━━━━━ Input data

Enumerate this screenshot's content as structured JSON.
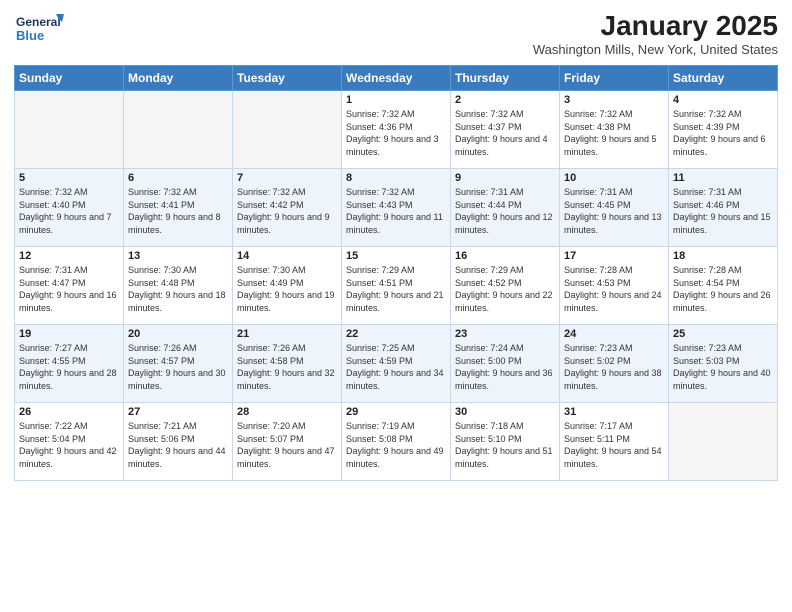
{
  "header": {
    "logo_line1": "General",
    "logo_line2": "Blue",
    "month_year": "January 2025",
    "location": "Washington Mills, New York, United States"
  },
  "days_of_week": [
    "Sunday",
    "Monday",
    "Tuesday",
    "Wednesday",
    "Thursday",
    "Friday",
    "Saturday"
  ],
  "weeks": [
    [
      {
        "day": "",
        "content": ""
      },
      {
        "day": "",
        "content": ""
      },
      {
        "day": "",
        "content": ""
      },
      {
        "day": "1",
        "content": "Sunrise: 7:32 AM\nSunset: 4:36 PM\nDaylight: 9 hours and 3 minutes."
      },
      {
        "day": "2",
        "content": "Sunrise: 7:32 AM\nSunset: 4:37 PM\nDaylight: 9 hours and 4 minutes."
      },
      {
        "day": "3",
        "content": "Sunrise: 7:32 AM\nSunset: 4:38 PM\nDaylight: 9 hours and 5 minutes."
      },
      {
        "day": "4",
        "content": "Sunrise: 7:32 AM\nSunset: 4:39 PM\nDaylight: 9 hours and 6 minutes."
      }
    ],
    [
      {
        "day": "5",
        "content": "Sunrise: 7:32 AM\nSunset: 4:40 PM\nDaylight: 9 hours and 7 minutes."
      },
      {
        "day": "6",
        "content": "Sunrise: 7:32 AM\nSunset: 4:41 PM\nDaylight: 9 hours and 8 minutes."
      },
      {
        "day": "7",
        "content": "Sunrise: 7:32 AM\nSunset: 4:42 PM\nDaylight: 9 hours and 9 minutes."
      },
      {
        "day": "8",
        "content": "Sunrise: 7:32 AM\nSunset: 4:43 PM\nDaylight: 9 hours and 11 minutes."
      },
      {
        "day": "9",
        "content": "Sunrise: 7:31 AM\nSunset: 4:44 PM\nDaylight: 9 hours and 12 minutes."
      },
      {
        "day": "10",
        "content": "Sunrise: 7:31 AM\nSunset: 4:45 PM\nDaylight: 9 hours and 13 minutes."
      },
      {
        "day": "11",
        "content": "Sunrise: 7:31 AM\nSunset: 4:46 PM\nDaylight: 9 hours and 15 minutes."
      }
    ],
    [
      {
        "day": "12",
        "content": "Sunrise: 7:31 AM\nSunset: 4:47 PM\nDaylight: 9 hours and 16 minutes."
      },
      {
        "day": "13",
        "content": "Sunrise: 7:30 AM\nSunset: 4:48 PM\nDaylight: 9 hours and 18 minutes."
      },
      {
        "day": "14",
        "content": "Sunrise: 7:30 AM\nSunset: 4:49 PM\nDaylight: 9 hours and 19 minutes."
      },
      {
        "day": "15",
        "content": "Sunrise: 7:29 AM\nSunset: 4:51 PM\nDaylight: 9 hours and 21 minutes."
      },
      {
        "day": "16",
        "content": "Sunrise: 7:29 AM\nSunset: 4:52 PM\nDaylight: 9 hours and 22 minutes."
      },
      {
        "day": "17",
        "content": "Sunrise: 7:28 AM\nSunset: 4:53 PM\nDaylight: 9 hours and 24 minutes."
      },
      {
        "day": "18",
        "content": "Sunrise: 7:28 AM\nSunset: 4:54 PM\nDaylight: 9 hours and 26 minutes."
      }
    ],
    [
      {
        "day": "19",
        "content": "Sunrise: 7:27 AM\nSunset: 4:55 PM\nDaylight: 9 hours and 28 minutes."
      },
      {
        "day": "20",
        "content": "Sunrise: 7:26 AM\nSunset: 4:57 PM\nDaylight: 9 hours and 30 minutes."
      },
      {
        "day": "21",
        "content": "Sunrise: 7:26 AM\nSunset: 4:58 PM\nDaylight: 9 hours and 32 minutes."
      },
      {
        "day": "22",
        "content": "Sunrise: 7:25 AM\nSunset: 4:59 PM\nDaylight: 9 hours and 34 minutes."
      },
      {
        "day": "23",
        "content": "Sunrise: 7:24 AM\nSunset: 5:00 PM\nDaylight: 9 hours and 36 minutes."
      },
      {
        "day": "24",
        "content": "Sunrise: 7:23 AM\nSunset: 5:02 PM\nDaylight: 9 hours and 38 minutes."
      },
      {
        "day": "25",
        "content": "Sunrise: 7:23 AM\nSunset: 5:03 PM\nDaylight: 9 hours and 40 minutes."
      }
    ],
    [
      {
        "day": "26",
        "content": "Sunrise: 7:22 AM\nSunset: 5:04 PM\nDaylight: 9 hours and 42 minutes."
      },
      {
        "day": "27",
        "content": "Sunrise: 7:21 AM\nSunset: 5:06 PM\nDaylight: 9 hours and 44 minutes."
      },
      {
        "day": "28",
        "content": "Sunrise: 7:20 AM\nSunset: 5:07 PM\nDaylight: 9 hours and 47 minutes."
      },
      {
        "day": "29",
        "content": "Sunrise: 7:19 AM\nSunset: 5:08 PM\nDaylight: 9 hours and 49 minutes."
      },
      {
        "day": "30",
        "content": "Sunrise: 7:18 AM\nSunset: 5:10 PM\nDaylight: 9 hours and 51 minutes."
      },
      {
        "day": "31",
        "content": "Sunrise: 7:17 AM\nSunset: 5:11 PM\nDaylight: 9 hours and 54 minutes."
      },
      {
        "day": "",
        "content": ""
      }
    ]
  ]
}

━━━━━━━━━━

--- Directions for this task ---
Write out the material above once more, exactly as it reads, with no pictures.

--- Worked solution ---
Enumerate this screenshot's content as structured JSON.
{
  "header": {
    "logo_line1": "General",
    "logo_line2": "Blue",
    "month_year": "January 2025",
    "location": "Washington Mills, New York, United States"
  },
  "days_of_week": [
    "Sunday",
    "Monday",
    "Tuesday",
    "Wednesday",
    "Thursday",
    "Friday",
    "Saturday"
  ],
  "weeks": [
    [
      {
        "day": "",
        "content": ""
      },
      {
        "day": "",
        "content": ""
      },
      {
        "day": "",
        "content": ""
      },
      {
        "day": "1",
        "content": "Sunrise: 7:32 AM\nSunset: 4:36 PM\nDaylight: 9 hours and 3 minutes."
      },
      {
        "day": "2",
        "content": "Sunrise: 7:32 AM\nSunset: 4:37 PM\nDaylight: 9 hours and 4 minutes."
      },
      {
        "day": "3",
        "content": "Sunrise: 7:32 AM\nSunset: 4:38 PM\nDaylight: 9 hours and 5 minutes."
      },
      {
        "day": "4",
        "content": "Sunrise: 7:32 AM\nSunset: 4:39 PM\nDaylight: 9 hours and 6 minutes."
      }
    ],
    [
      {
        "day": "5",
        "content": "Sunrise: 7:32 AM\nSunset: 4:40 PM\nDaylight: 9 hours and 7 minutes."
      },
      {
        "day": "6",
        "content": "Sunrise: 7:32 AM\nSunset: 4:41 PM\nDaylight: 9 hours and 8 minutes."
      },
      {
        "day": "7",
        "content": "Sunrise: 7:32 AM\nSunset: 4:42 PM\nDaylight: 9 hours and 9 minutes."
      },
      {
        "day": "8",
        "content": "Sunrise: 7:32 AM\nSunset: 4:43 PM\nDaylight: 9 hours and 11 minutes."
      },
      {
        "day": "9",
        "content": "Sunrise: 7:31 AM\nSunset: 4:44 PM\nDaylight: 9 hours and 12 minutes."
      },
      {
        "day": "10",
        "content": "Sunrise: 7:31 AM\nSunset: 4:45 PM\nDaylight: 9 hours and 13 minutes."
      },
      {
        "day": "11",
        "content": "Sunrise: 7:31 AM\nSunset: 4:46 PM\nDaylight: 9 hours and 15 minutes."
      }
    ],
    [
      {
        "day": "12",
        "content": "Sunrise: 7:31 AM\nSunset: 4:47 PM\nDaylight: 9 hours and 16 minutes."
      },
      {
        "day": "13",
        "content": "Sunrise: 7:30 AM\nSunset: 4:48 PM\nDaylight: 9 hours and 18 minutes."
      },
      {
        "day": "14",
        "content": "Sunrise: 7:30 AM\nSunset: 4:49 PM\nDaylight: 9 hours and 19 minutes."
      },
      {
        "day": "15",
        "content": "Sunrise: 7:29 AM\nSunset: 4:51 PM\nDaylight: 9 hours and 21 minutes."
      },
      {
        "day": "16",
        "content": "Sunrise: 7:29 AM\nSunset: 4:52 PM\nDaylight: 9 hours and 22 minutes."
      },
      {
        "day": "17",
        "content": "Sunrise: 7:28 AM\nSunset: 4:53 PM\nDaylight: 9 hours and 24 minutes."
      },
      {
        "day": "18",
        "content": "Sunrise: 7:28 AM\nSunset: 4:54 PM\nDaylight: 9 hours and 26 minutes."
      }
    ],
    [
      {
        "day": "19",
        "content": "Sunrise: 7:27 AM\nSunset: 4:55 PM\nDaylight: 9 hours and 28 minutes."
      },
      {
        "day": "20",
        "content": "Sunrise: 7:26 AM\nSunset: 4:57 PM\nDaylight: 9 hours and 30 minutes."
      },
      {
        "day": "21",
        "content": "Sunrise: 7:26 AM\nSunset: 4:58 PM\nDaylight: 9 hours and 32 minutes."
      },
      {
        "day": "22",
        "content": "Sunrise: 7:25 AM\nSunset: 4:59 PM\nDaylight: 9 hours and 34 minutes."
      },
      {
        "day": "23",
        "content": "Sunrise: 7:24 AM\nSunset: 5:00 PM\nDaylight: 9 hours and 36 minutes."
      },
      {
        "day": "24",
        "content": "Sunrise: 7:23 AM\nSunset: 5:02 PM\nDaylight: 9 hours and 38 minutes."
      },
      {
        "day": "25",
        "content": "Sunrise: 7:23 AM\nSunset: 5:03 PM\nDaylight: 9 hours and 40 minutes."
      }
    ],
    [
      {
        "day": "26",
        "content": "Sunrise: 7:22 AM\nSunset: 5:04 PM\nDaylight: 9 hours and 42 minutes."
      },
      {
        "day": "27",
        "content": "Sunrise: 7:21 AM\nSunset: 5:06 PM\nDaylight: 9 hours and 44 minutes."
      },
      {
        "day": "28",
        "content": "Sunrise: 7:20 AM\nSunset: 5:07 PM\nDaylight: 9 hours and 47 minutes."
      },
      {
        "day": "29",
        "content": "Sunrise: 7:19 AM\nSunset: 5:08 PM\nDaylight: 9 hours and 49 minutes."
      },
      {
        "day": "30",
        "content": "Sunrise: 7:18 AM\nSunset: 5:10 PM\nDaylight: 9 hours and 51 minutes."
      },
      {
        "day": "31",
        "content": "Sunrise: 7:17 AM\nSunset: 5:11 PM\nDaylight: 9 hours and 54 minutes."
      },
      {
        "day": "",
        "content": ""
      }
    ]
  ]
}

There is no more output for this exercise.